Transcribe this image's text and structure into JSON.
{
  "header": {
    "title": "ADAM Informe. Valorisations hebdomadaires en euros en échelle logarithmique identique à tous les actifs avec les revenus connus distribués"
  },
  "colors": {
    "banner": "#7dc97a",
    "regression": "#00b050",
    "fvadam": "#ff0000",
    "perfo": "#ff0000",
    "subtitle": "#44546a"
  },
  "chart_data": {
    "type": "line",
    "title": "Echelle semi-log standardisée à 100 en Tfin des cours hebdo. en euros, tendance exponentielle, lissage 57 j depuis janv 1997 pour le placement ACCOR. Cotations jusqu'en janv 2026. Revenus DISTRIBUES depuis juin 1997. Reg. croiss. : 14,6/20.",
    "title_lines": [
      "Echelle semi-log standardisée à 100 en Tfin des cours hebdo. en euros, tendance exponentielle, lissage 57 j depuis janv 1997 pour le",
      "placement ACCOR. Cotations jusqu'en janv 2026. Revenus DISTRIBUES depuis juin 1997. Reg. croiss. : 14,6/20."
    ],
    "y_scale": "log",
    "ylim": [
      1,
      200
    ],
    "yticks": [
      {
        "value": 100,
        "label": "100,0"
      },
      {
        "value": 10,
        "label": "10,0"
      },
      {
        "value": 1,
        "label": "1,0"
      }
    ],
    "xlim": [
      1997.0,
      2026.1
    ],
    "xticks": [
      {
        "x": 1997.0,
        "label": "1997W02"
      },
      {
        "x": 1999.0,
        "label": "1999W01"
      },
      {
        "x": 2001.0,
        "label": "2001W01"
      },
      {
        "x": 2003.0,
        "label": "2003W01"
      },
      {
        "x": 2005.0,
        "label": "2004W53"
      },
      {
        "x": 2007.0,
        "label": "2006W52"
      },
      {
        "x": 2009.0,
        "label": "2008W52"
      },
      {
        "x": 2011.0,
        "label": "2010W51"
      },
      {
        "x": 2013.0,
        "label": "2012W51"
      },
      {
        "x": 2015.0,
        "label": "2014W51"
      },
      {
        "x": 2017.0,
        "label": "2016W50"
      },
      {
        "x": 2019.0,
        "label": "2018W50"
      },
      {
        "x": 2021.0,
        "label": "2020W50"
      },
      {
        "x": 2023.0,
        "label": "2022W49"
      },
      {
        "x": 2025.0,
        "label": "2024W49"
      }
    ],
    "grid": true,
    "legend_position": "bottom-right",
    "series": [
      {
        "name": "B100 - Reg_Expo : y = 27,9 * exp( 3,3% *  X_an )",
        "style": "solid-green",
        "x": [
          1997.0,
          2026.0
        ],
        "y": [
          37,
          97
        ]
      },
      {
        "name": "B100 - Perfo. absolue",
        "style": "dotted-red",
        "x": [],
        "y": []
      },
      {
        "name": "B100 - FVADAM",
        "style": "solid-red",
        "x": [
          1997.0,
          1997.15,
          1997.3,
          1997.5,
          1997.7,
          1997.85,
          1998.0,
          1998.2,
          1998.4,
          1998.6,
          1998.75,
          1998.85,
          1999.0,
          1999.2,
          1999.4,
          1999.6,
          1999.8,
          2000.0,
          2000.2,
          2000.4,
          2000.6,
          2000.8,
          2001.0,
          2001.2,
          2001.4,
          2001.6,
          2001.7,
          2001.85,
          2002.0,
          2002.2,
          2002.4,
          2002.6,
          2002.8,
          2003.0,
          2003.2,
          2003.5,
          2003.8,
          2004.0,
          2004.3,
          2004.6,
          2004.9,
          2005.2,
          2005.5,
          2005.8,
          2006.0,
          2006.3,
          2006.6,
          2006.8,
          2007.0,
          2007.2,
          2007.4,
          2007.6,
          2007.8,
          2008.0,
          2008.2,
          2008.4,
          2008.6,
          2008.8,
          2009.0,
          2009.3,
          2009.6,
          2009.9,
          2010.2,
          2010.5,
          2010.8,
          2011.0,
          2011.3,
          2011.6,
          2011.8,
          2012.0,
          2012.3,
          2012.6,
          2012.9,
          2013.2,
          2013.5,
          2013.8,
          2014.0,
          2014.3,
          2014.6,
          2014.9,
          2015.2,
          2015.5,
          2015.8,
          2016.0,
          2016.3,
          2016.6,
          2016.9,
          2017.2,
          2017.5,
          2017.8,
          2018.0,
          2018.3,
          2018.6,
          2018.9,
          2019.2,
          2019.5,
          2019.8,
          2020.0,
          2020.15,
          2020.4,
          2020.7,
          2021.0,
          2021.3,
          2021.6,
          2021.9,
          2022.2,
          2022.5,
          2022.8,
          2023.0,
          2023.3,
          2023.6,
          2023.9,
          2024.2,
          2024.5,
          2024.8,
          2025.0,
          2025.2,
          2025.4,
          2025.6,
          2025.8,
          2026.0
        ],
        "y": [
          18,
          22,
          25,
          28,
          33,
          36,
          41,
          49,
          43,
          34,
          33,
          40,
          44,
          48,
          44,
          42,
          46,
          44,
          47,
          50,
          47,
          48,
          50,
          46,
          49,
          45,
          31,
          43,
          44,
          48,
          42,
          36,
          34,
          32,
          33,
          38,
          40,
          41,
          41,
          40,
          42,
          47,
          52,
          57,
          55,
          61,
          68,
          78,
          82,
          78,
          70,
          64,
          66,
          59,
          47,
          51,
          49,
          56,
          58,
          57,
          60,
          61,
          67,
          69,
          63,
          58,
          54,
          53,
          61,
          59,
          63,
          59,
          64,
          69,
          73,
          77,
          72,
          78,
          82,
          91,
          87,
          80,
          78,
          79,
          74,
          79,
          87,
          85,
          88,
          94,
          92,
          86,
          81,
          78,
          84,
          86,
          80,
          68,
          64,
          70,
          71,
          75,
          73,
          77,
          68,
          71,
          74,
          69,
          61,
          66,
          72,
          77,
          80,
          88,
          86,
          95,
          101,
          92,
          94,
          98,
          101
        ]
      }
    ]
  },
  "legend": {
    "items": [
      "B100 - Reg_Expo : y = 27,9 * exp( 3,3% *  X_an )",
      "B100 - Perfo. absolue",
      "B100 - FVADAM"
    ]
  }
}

=-=-=-=-=

The request: Faithfully reproduce all of the records, character for character.

Final result:
Transcribe this image's text and structure into JSON.
{
  "header": {
    "title": "ADAM Informe. Valorisations hebdomadaires en euros en échelle logarithmique identique à tous les actifs avec les revenus connus distribués"
  },
  "colors": {
    "banner": "#7dc97a",
    "regression": "#00b050",
    "fvadam": "#ff0000",
    "perfo": "#ff0000",
    "subtitle": "#44546a"
  },
  "chart_data": {
    "type": "line",
    "title": "Echelle semi-log standardisée à 100 en Tfin des cours hebdo. en euros, tendance exponentielle, lissage 57 j depuis janv 1997 pour le placement ACCOR. Cotations jusqu'en janv 2026. Revenus DISTRIBUES depuis juin 1997. Reg. croiss. : 14,6/20.",
    "title_lines": [
      "Echelle semi-log standardisée à 100 en Tfin des cours hebdo. en euros, tendance exponentielle, lissage 57 j depuis janv 1997 pour le",
      "placement ACCOR. Cotations jusqu'en janv 2026. Revenus DISTRIBUES depuis juin 1997. Reg. croiss. : 14,6/20."
    ],
    "y_scale": "log",
    "ylim": [
      1,
      200
    ],
    "yticks": [
      {
        "value": 100,
        "label": "100,0"
      },
      {
        "value": 10,
        "label": "10,0"
      },
      {
        "value": 1,
        "label": "1,0"
      }
    ],
    "xlim": [
      1997.0,
      2026.1
    ],
    "xticks": [
      {
        "x": 1997.0,
        "label": "1997W02"
      },
      {
        "x": 1999.0,
        "label": "1999W01"
      },
      {
        "x": 2001.0,
        "label": "2001W01"
      },
      {
        "x": 2003.0,
        "label": "2003W01"
      },
      {
        "x": 2005.0,
        "label": "2004W53"
      },
      {
        "x": 2007.0,
        "label": "2006W52"
      },
      {
        "x": 2009.0,
        "label": "2008W52"
      },
      {
        "x": 2011.0,
        "label": "2010W51"
      },
      {
        "x": 2013.0,
        "label": "2012W51"
      },
      {
        "x": 2015.0,
        "label": "2014W51"
      },
      {
        "x": 2017.0,
        "label": "2016W50"
      },
      {
        "x": 2019.0,
        "label": "2018W50"
      },
      {
        "x": 2021.0,
        "label": "2020W50"
      },
      {
        "x": 2023.0,
        "label": "2022W49"
      },
      {
        "x": 2025.0,
        "label": "2024W49"
      }
    ],
    "grid": true,
    "legend_position": "bottom-right",
    "series": [
      {
        "name": "B100 - Reg_Expo : y = 27,9 * exp( 3,3% *  X_an )",
        "style": "solid-green",
        "x": [
          1997.0,
          2026.0
        ],
        "y": [
          37,
          97
        ]
      },
      {
        "name": "B100 - Perfo. absolue",
        "style": "dotted-red",
        "x": [],
        "y": []
      },
      {
        "name": "B100 - FVADAM",
        "style": "solid-red",
        "x": [
          1997.0,
          1997.15,
          1997.3,
          1997.5,
          1997.7,
          1997.85,
          1998.0,
          1998.2,
          1998.4,
          1998.6,
          1998.75,
          1998.85,
          1999.0,
          1999.2,
          1999.4,
          1999.6,
          1999.8,
          2000.0,
          2000.2,
          2000.4,
          2000.6,
          2000.8,
          2001.0,
          2001.2,
          2001.4,
          2001.6,
          2001.7,
          2001.85,
          2002.0,
          2002.2,
          2002.4,
          2002.6,
          2002.8,
          2003.0,
          2003.2,
          2003.5,
          2003.8,
          2004.0,
          2004.3,
          2004.6,
          2004.9,
          2005.2,
          2005.5,
          2005.8,
          2006.0,
          2006.3,
          2006.6,
          2006.8,
          2007.0,
          2007.2,
          2007.4,
          2007.6,
          2007.8,
          2008.0,
          2008.2,
          2008.4,
          2008.6,
          2008.8,
          2009.0,
          2009.3,
          2009.6,
          2009.9,
          2010.2,
          2010.5,
          2010.8,
          2011.0,
          2011.3,
          2011.6,
          2011.8,
          2012.0,
          2012.3,
          2012.6,
          2012.9,
          2013.2,
          2013.5,
          2013.8,
          2014.0,
          2014.3,
          2014.6,
          2014.9,
          2015.2,
          2015.5,
          2015.8,
          2016.0,
          2016.3,
          2016.6,
          2016.9,
          2017.2,
          2017.5,
          2017.8,
          2018.0,
          2018.3,
          2018.6,
          2018.9,
          2019.2,
          2019.5,
          2019.8,
          2020.0,
          2020.15,
          2020.4,
          2020.7,
          2021.0,
          2021.3,
          2021.6,
          2021.9,
          2022.2,
          2022.5,
          2022.8,
          2023.0,
          2023.3,
          2023.6,
          2023.9,
          2024.2,
          2024.5,
          2024.8,
          2025.0,
          2025.2,
          2025.4,
          2025.6,
          2025.8,
          2026.0
        ],
        "y": [
          18,
          22,
          25,
          28,
          33,
          36,
          41,
          49,
          43,
          34,
          33,
          40,
          44,
          48,
          44,
          42,
          46,
          44,
          47,
          50,
          47,
          48,
          50,
          46,
          49,
          45,
          31,
          43,
          44,
          48,
          42,
          36,
          34,
          32,
          33,
          38,
          40,
          41,
          41,
          40,
          42,
          47,
          52,
          57,
          55,
          61,
          68,
          78,
          82,
          78,
          70,
          64,
          66,
          59,
          47,
          51,
          49,
          56,
          58,
          57,
          60,
          61,
          67,
          69,
          63,
          58,
          54,
          53,
          61,
          59,
          63,
          59,
          64,
          69,
          73,
          77,
          72,
          78,
          82,
          91,
          87,
          80,
          78,
          79,
          74,
          79,
          87,
          85,
          88,
          94,
          92,
          86,
          81,
          78,
          84,
          86,
          80,
          68,
          64,
          70,
          71,
          75,
          73,
          77,
          68,
          71,
          74,
          69,
          61,
          66,
          72,
          77,
          80,
          88,
          86,
          95,
          101,
          92,
          94,
          98,
          101
        ]
      }
    ]
  },
  "legend": {
    "items": [
      "B100 - Reg_Expo : y = 27,9 * exp( 3,3% *  X_an )",
      "B100 - Perfo. absolue",
      "B100 - FVADAM"
    ]
  }
}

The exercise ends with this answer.